(Part of a data file)
▼▼▼
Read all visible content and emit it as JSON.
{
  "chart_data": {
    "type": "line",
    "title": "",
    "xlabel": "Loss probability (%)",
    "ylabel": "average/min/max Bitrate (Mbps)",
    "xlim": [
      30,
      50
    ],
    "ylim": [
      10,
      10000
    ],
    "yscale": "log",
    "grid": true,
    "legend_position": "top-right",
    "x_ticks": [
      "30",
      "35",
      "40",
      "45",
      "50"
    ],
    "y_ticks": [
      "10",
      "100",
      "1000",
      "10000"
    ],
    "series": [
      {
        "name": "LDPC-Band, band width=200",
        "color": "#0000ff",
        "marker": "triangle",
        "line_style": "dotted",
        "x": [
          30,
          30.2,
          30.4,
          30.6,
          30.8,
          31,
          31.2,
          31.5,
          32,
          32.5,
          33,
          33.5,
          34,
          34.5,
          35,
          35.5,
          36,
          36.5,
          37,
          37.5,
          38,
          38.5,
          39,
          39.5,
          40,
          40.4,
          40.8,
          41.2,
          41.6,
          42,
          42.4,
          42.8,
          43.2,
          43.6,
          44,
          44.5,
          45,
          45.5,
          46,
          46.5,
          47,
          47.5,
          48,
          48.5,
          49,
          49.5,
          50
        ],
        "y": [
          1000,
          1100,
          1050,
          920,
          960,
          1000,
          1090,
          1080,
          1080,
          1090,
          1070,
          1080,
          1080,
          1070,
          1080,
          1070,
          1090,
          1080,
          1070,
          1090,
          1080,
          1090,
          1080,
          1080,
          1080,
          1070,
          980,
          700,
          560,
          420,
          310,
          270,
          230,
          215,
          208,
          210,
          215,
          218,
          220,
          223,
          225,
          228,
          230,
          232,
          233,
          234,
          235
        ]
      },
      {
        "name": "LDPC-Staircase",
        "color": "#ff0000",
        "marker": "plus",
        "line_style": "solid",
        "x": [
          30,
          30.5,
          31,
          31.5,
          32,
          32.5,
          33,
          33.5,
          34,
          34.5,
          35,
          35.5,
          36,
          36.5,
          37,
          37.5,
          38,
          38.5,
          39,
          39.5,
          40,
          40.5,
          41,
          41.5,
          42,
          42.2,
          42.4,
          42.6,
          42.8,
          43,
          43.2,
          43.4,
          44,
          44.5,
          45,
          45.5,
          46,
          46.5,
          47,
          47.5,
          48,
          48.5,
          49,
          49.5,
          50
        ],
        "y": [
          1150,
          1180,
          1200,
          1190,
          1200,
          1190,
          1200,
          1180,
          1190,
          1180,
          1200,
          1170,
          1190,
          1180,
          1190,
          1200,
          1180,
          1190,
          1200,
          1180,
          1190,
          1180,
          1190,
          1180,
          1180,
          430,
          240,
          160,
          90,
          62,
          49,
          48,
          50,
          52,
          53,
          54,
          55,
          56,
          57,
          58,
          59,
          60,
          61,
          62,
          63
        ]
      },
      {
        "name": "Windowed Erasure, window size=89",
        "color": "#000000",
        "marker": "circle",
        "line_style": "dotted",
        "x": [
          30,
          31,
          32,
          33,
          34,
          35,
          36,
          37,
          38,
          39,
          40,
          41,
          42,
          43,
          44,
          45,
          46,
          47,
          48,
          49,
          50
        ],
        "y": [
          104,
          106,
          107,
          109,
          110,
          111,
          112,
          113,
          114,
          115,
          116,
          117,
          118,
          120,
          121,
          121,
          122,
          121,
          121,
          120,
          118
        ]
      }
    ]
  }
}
▲▲▲
**Direction:** Using the listing above, list every line in which the string "LDPC" occurs.

**Exercise answer:**
        "name": "LDPC-Band, band width=200",
        "name": "LDPC-Staircase",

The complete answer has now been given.